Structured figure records
** START **
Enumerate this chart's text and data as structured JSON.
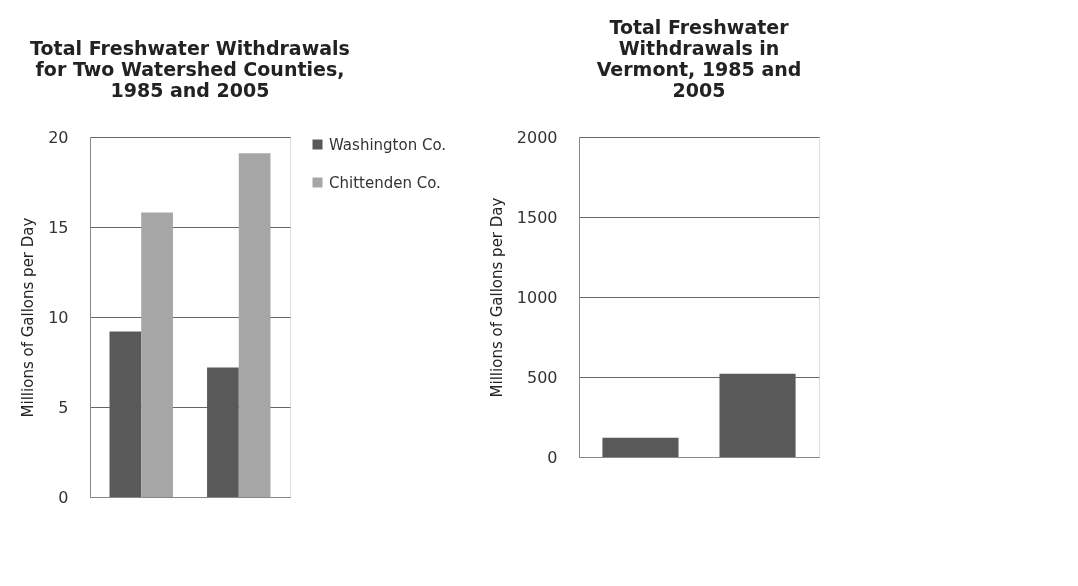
{
  "chart_data": [
    {
      "type": "bar",
      "title": "Total Freshwater Withdrawals for Two Watershed Counties, 1985 and 2005",
      "ylabel": "Millions of Gallons per Day",
      "categories": [
        null,
        null
      ],
      "series": [
        {
          "name": "Washington Co.",
          "color": "#595959",
          "values": [
            9.2,
            7.2
          ]
        },
        {
          "name": "Chittenden Co.",
          "color": "#a6a6a6",
          "values": [
            15.8,
            19.1
          ]
        }
      ],
      "ylim": [
        0,
        20
      ],
      "yticks": [
        0,
        5,
        10,
        15,
        20
      ],
      "grid": "y",
      "legend": "right"
    },
    {
      "type": "bar",
      "title": "Total Freshwater Withdrawals in Vermont, 1985 and 2005",
      "ylabel": "Millions of Gallons per Day",
      "categories": [
        null,
        null
      ],
      "series": [
        {
          "color": "#595959",
          "values": [
            120,
            520
          ]
        }
      ],
      "ylim": [
        0,
        2000
      ],
      "yticks": [
        0,
        500,
        1000,
        1500,
        2000
      ],
      "grid": "y"
    }
  ]
}
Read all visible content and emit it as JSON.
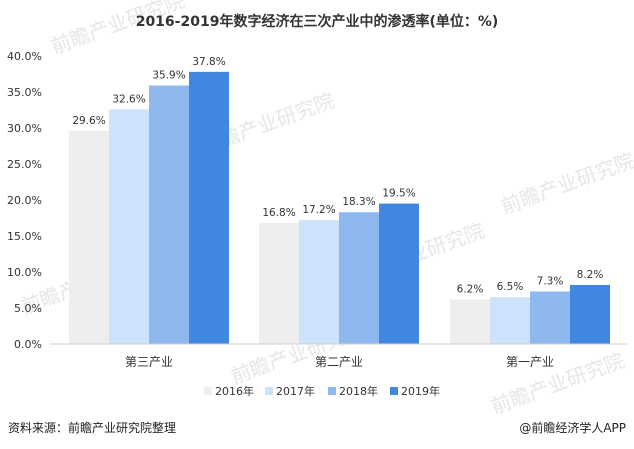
{
  "chart_data": {
    "type": "bar",
    "title": "2016-2019年数字经济在三次产业中的渗透率(单位：%)",
    "categories": [
      "第三产业",
      "第二产业",
      "第一产业"
    ],
    "series": [
      {
        "name": "2016年",
        "values": [
          29.6,
          16.8,
          6.2
        ],
        "labels": [
          "29.6%",
          "16.8%",
          "6.2%"
        ],
        "color": "#eeeeee"
      },
      {
        "name": "2017年",
        "values": [
          32.6,
          17.2,
          6.5
        ],
        "labels": [
          "32.6%",
          "17.2%",
          "6.5%"
        ],
        "color": "#cce3fb"
      },
      {
        "name": "2018年",
        "values": [
          35.9,
          18.3,
          7.3
        ],
        "labels": [
          "35.9%",
          "18.3%",
          "7.3%"
        ],
        "color": "#8fb8ee"
      },
      {
        "name": "2019年",
        "values": [
          37.8,
          19.5,
          8.2
        ],
        "labels": [
          "37.8%",
          "19.5%",
          "8.2%"
        ],
        "color": "#3f87e0"
      }
    ],
    "yticks": [
      "0.0%",
      "5.0%",
      "10.0%",
      "15.0%",
      "20.0%",
      "25.0%",
      "30.0%",
      "35.0%",
      "40.0%"
    ],
    "ylim": [
      0,
      40
    ],
    "legend_position": "bottom",
    "grid": false
  },
  "source_note": "资料来源：前瞻产业研究院整理",
  "credit": "@前瞻经济学人APP",
  "watermark": "前瞻产业研究院"
}
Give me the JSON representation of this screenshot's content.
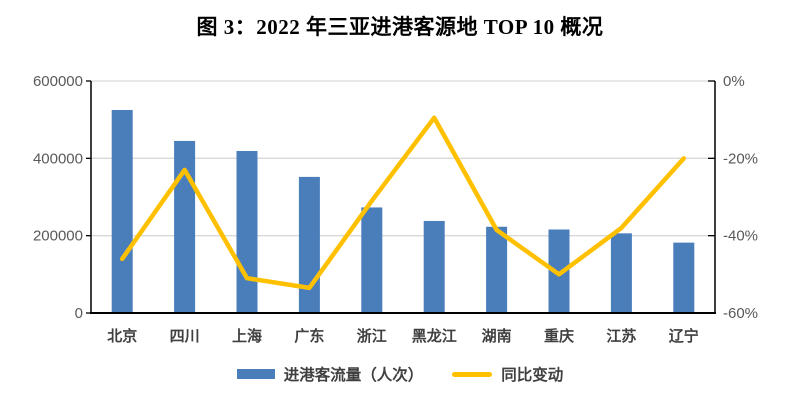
{
  "title": "图 3：2022 年三亚进港客源地 TOP 10 概况",
  "legend": {
    "bar_label": "进港客流量（人次）",
    "line_label": "同比变动"
  },
  "colors": {
    "bar": "#4A7EBB",
    "line": "#FFC000",
    "grid": "#D9D9D9",
    "axis": "#000000",
    "axis_tick_label": "#595959",
    "category_label": "#404040"
  },
  "chart_data": {
    "type": "bar",
    "subtype": "combo-bar-line",
    "title": "图 3：2022 年三亚进港客源地 TOP 10 概况",
    "categories": [
      "北京",
      "四川",
      "上海",
      "广东",
      "浙江",
      "黑龙江",
      "湖南",
      "重庆",
      "江苏",
      "辽宁"
    ],
    "series": [
      {
        "name": "进港客流量（人次）",
        "type": "bar",
        "axis": "left",
        "values": [
          525000,
          445000,
          419000,
          352000,
          273000,
          238000,
          223000,
          216000,
          206000,
          182000
        ]
      },
      {
        "name": "同比变动",
        "type": "line",
        "axis": "right",
        "unit": "%",
        "values": [
          -46,
          -23,
          -51,
          -53.5,
          -31,
          -9.5,
          -38.5,
          -50,
          -38,
          -20
        ]
      }
    ],
    "left_axis": {
      "range": [
        0,
        600000
      ],
      "tick_values": [
        600000,
        400000,
        200000,
        0
      ],
      "tick_labels": [
        "600000",
        "400000",
        "200000",
        "0"
      ]
    },
    "right_axis": {
      "range": [
        -60,
        0
      ],
      "tick_values": [
        0,
        -20,
        -40,
        -60
      ],
      "tick_labels": [
        "0%",
        "-20%",
        "-40%",
        "-60%"
      ]
    },
    "grid": true,
    "legend_position": "bottom"
  }
}
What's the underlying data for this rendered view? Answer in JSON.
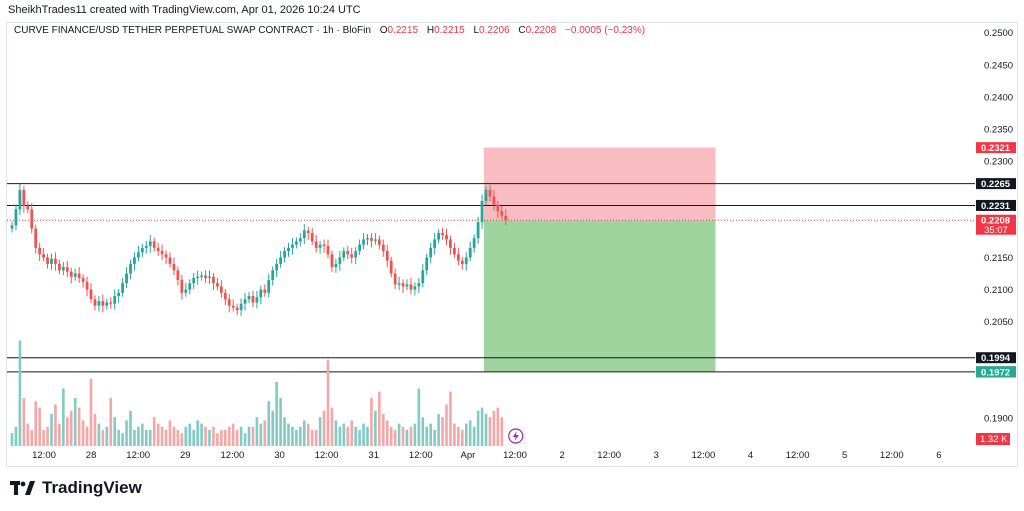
{
  "header": {
    "text": "SheikhTrades11 created with TradingView.com, Apr 01, 2026 10:24 UTC"
  },
  "legend": {
    "symbol": "CURVE FINANCE/USD TETHER PERPETUAL SWAP CONTRACT · 1h · BloFin",
    "open_label": "O",
    "open": "0.2215",
    "high_label": "H",
    "high": "0.2215",
    "low_label": "L",
    "low": "0.2206",
    "close_label": "C",
    "close": "0.2208",
    "change": "−0.0005 (−0.23%)"
  },
  "brand": {
    "name": "TradingView"
  },
  "colors": {
    "up": "#26a69a",
    "down": "#ef5350",
    "vol_up": "#80cbc4",
    "vol_down": "#f5a6a6",
    "stop_zone": "#f9bcc3",
    "target_zone": "#9fd49e",
    "text": "#131722"
  },
  "chart_data": {
    "type": "candlestick",
    "interval": "1h",
    "ylim": [
      0.1855,
      0.2515
    ],
    "y_ticks": [
      "0.2500",
      "0.2450",
      "0.2400",
      "0.2350",
      "0.2300",
      "0.2150",
      "0.2100",
      "0.2050",
      "0.1900"
    ],
    "x_ticks": [
      "12:00",
      "28",
      "12:00",
      "29",
      "12:00",
      "30",
      "12:00",
      "31",
      "12:00",
      "Apr",
      "12:00",
      "2",
      "12:00",
      "3",
      "12:00",
      "4",
      "12:00",
      "5",
      "12:00",
      "6"
    ],
    "horizontal_lines": [
      0.2265,
      0.2231,
      0.1994,
      0.1972
    ],
    "current_price_line": 0.2208,
    "price_labels": [
      {
        "value": "0.2321",
        "style": "red"
      },
      {
        "value": "0.2265",
        "style": "black"
      },
      {
        "value": "0.2231",
        "style": "black"
      },
      {
        "value": "0.2208",
        "style": "red",
        "sub": "35:07"
      },
      {
        "value": "0.1994",
        "style": "black"
      },
      {
        "value": "0.1972",
        "style": "black"
      },
      {
        "value": "0.1972",
        "style": "green"
      }
    ],
    "volume_label": "1.32 K",
    "position": {
      "entry": 0.2208,
      "stop": 0.2321,
      "target": 0.1972,
      "start_index": 120,
      "end_index": 170
    },
    "closes": [
      0.22,
      0.2225,
      0.2255,
      0.223,
      0.2225,
      0.2195,
      0.2165,
      0.2155,
      0.215,
      0.214,
      0.2148,
      0.214,
      0.213,
      0.2135,
      0.2128,
      0.212,
      0.2125,
      0.2118,
      0.2112,
      0.21,
      0.2085,
      0.2075,
      0.2082,
      0.2075,
      0.208,
      0.2078,
      0.209,
      0.2095,
      0.211,
      0.2125,
      0.214,
      0.215,
      0.2158,
      0.2165,
      0.2168,
      0.2175,
      0.2165,
      0.216,
      0.2155,
      0.215,
      0.214,
      0.213,
      0.2115,
      0.2095,
      0.21,
      0.211,
      0.2118,
      0.212,
      0.2122,
      0.2118,
      0.212,
      0.211,
      0.2105,
      0.2095,
      0.2085,
      0.2075,
      0.2072,
      0.2068,
      0.2078,
      0.2085,
      0.209,
      0.208,
      0.2088,
      0.21,
      0.2095,
      0.2115,
      0.213,
      0.214,
      0.215,
      0.216,
      0.2165,
      0.217,
      0.2175,
      0.218,
      0.2192,
      0.2188,
      0.2175,
      0.2165,
      0.217,
      0.2168,
      0.2155,
      0.2135,
      0.214,
      0.215,
      0.216,
      0.2155,
      0.215,
      0.216,
      0.217,
      0.2178,
      0.218,
      0.2176,
      0.2178,
      0.217,
      0.216,
      0.2145,
      0.2125,
      0.2108,
      0.211,
      0.2105,
      0.2108,
      0.21,
      0.2105,
      0.211,
      0.213,
      0.215,
      0.2165,
      0.2178,
      0.2188,
      0.2185,
      0.2178,
      0.2165,
      0.2155,
      0.2145,
      0.214,
      0.215,
      0.2165,
      0.218,
      0.2205,
      0.2238,
      0.2255,
      0.2245,
      0.2232,
      0.2222,
      0.2215,
      0.2208
    ],
    "volumes": [
      8,
      12,
      66,
      30,
      14,
      10,
      28,
      24,
      10,
      12,
      20,
      26,
      14,
      36,
      18,
      22,
      30,
      24,
      16,
      12,
      42,
      20,
      14,
      10,
      12,
      30,
      18,
      10,
      8,
      16,
      22,
      10,
      12,
      14,
      10,
      10,
      18,
      14,
      12,
      10,
      16,
      12,
      10,
      8,
      12,
      14,
      10,
      16,
      14,
      12,
      10,
      12,
      8,
      10,
      10,
      12,
      14,
      10,
      12,
      8,
      12,
      12,
      18,
      14,
      16,
      28,
      22,
      40,
      30,
      18,
      14,
      12,
      10,
      12,
      16,
      14,
      10,
      10,
      18,
      22,
      54,
      24,
      16,
      12,
      14,
      12,
      16,
      12,
      10,
      14,
      12,
      30,
      22,
      34,
      20,
      16,
      12,
      10,
      14,
      12,
      10,
      12,
      14,
      36,
      18,
      12,
      14,
      10,
      20,
      18,
      26,
      34,
      14,
      12,
      10,
      14,
      16,
      12,
      22,
      24,
      20,
      18,
      22,
      24,
      18
    ]
  }
}
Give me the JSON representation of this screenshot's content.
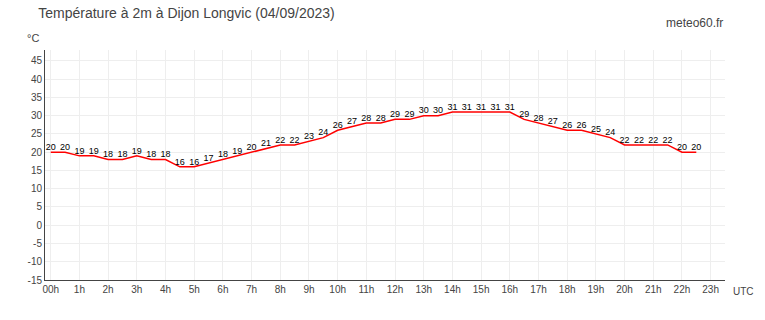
{
  "chart_data": {
    "type": "line",
    "title": "Température à 2m à Dijon Longvic (04/09/2023)",
    "xlabel": "UTC",
    "ylabel": "°C",
    "annotations": [
      "meteo60.fr"
    ],
    "x": [
      0,
      0.5,
      1,
      1.5,
      2,
      2.5,
      3,
      3.5,
      4,
      4.5,
      5,
      5.5,
      6,
      6.5,
      7,
      7.5,
      8,
      8.5,
      9,
      9.5,
      10,
      10.5,
      11,
      11.5,
      12,
      12.5,
      13,
      13.5,
      14,
      14.5,
      15,
      15.5,
      16,
      16.5,
      17,
      17.5,
      18,
      18.5,
      19,
      19.5,
      20,
      20.5,
      21,
      21.5,
      22,
      22.5
    ],
    "values": [
      20,
      20,
      19,
      19,
      18,
      18,
      19,
      18,
      18,
      16,
      16,
      17,
      18,
      19,
      20,
      21,
      22,
      22,
      23,
      24,
      26,
      27,
      28,
      28,
      29,
      29,
      30,
      30,
      31,
      31,
      31,
      31,
      31,
      29,
      28,
      27,
      26,
      26,
      25,
      24,
      22,
      22,
      22,
      22,
      20,
      20
    ],
    "color": "#ff0000",
    "data_labels": true,
    "grid": true,
    "xlim": [
      -0.2,
      23.5
    ],
    "xticks": [
      {
        "value": 0,
        "label": "00h"
      },
      {
        "value": 1,
        "label": "1h"
      },
      {
        "value": 2,
        "label": "2h"
      },
      {
        "value": 3,
        "label": "3h"
      },
      {
        "value": 4,
        "label": "4h"
      },
      {
        "value": 5,
        "label": "5h"
      },
      {
        "value": 6,
        "label": "6h"
      },
      {
        "value": 7,
        "label": "7h"
      },
      {
        "value": 8,
        "label": "8h"
      },
      {
        "value": 9,
        "label": "9h"
      },
      {
        "value": 10,
        "label": "10h"
      },
      {
        "value": 11,
        "label": "11h"
      },
      {
        "value": 12,
        "label": "12h"
      },
      {
        "value": 13,
        "label": "13h"
      },
      {
        "value": 14,
        "label": "14h"
      },
      {
        "value": 15,
        "label": "15h"
      },
      {
        "value": 16,
        "label": "16h"
      },
      {
        "value": 17,
        "label": "17h"
      },
      {
        "value": 18,
        "label": "18h"
      },
      {
        "value": 19,
        "label": "19h"
      },
      {
        "value": 20,
        "label": "20h"
      },
      {
        "value": 21,
        "label": "21h"
      },
      {
        "value": 22,
        "label": "22h"
      },
      {
        "value": 23,
        "label": "23h"
      }
    ],
    "ylim": [
      -15,
      48
    ],
    "yticks": [
      -15,
      -10,
      -5,
      0,
      5,
      10,
      15,
      20,
      25,
      30,
      35,
      40,
      45
    ]
  }
}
** END **
To be done
Look through the data and show every line containing "TradingView".

Exercise output
    "text": "SheikhTrades11 created with TradingView.com, Apr 01, 2026 10:24 UTC"
    "name": "TradingView"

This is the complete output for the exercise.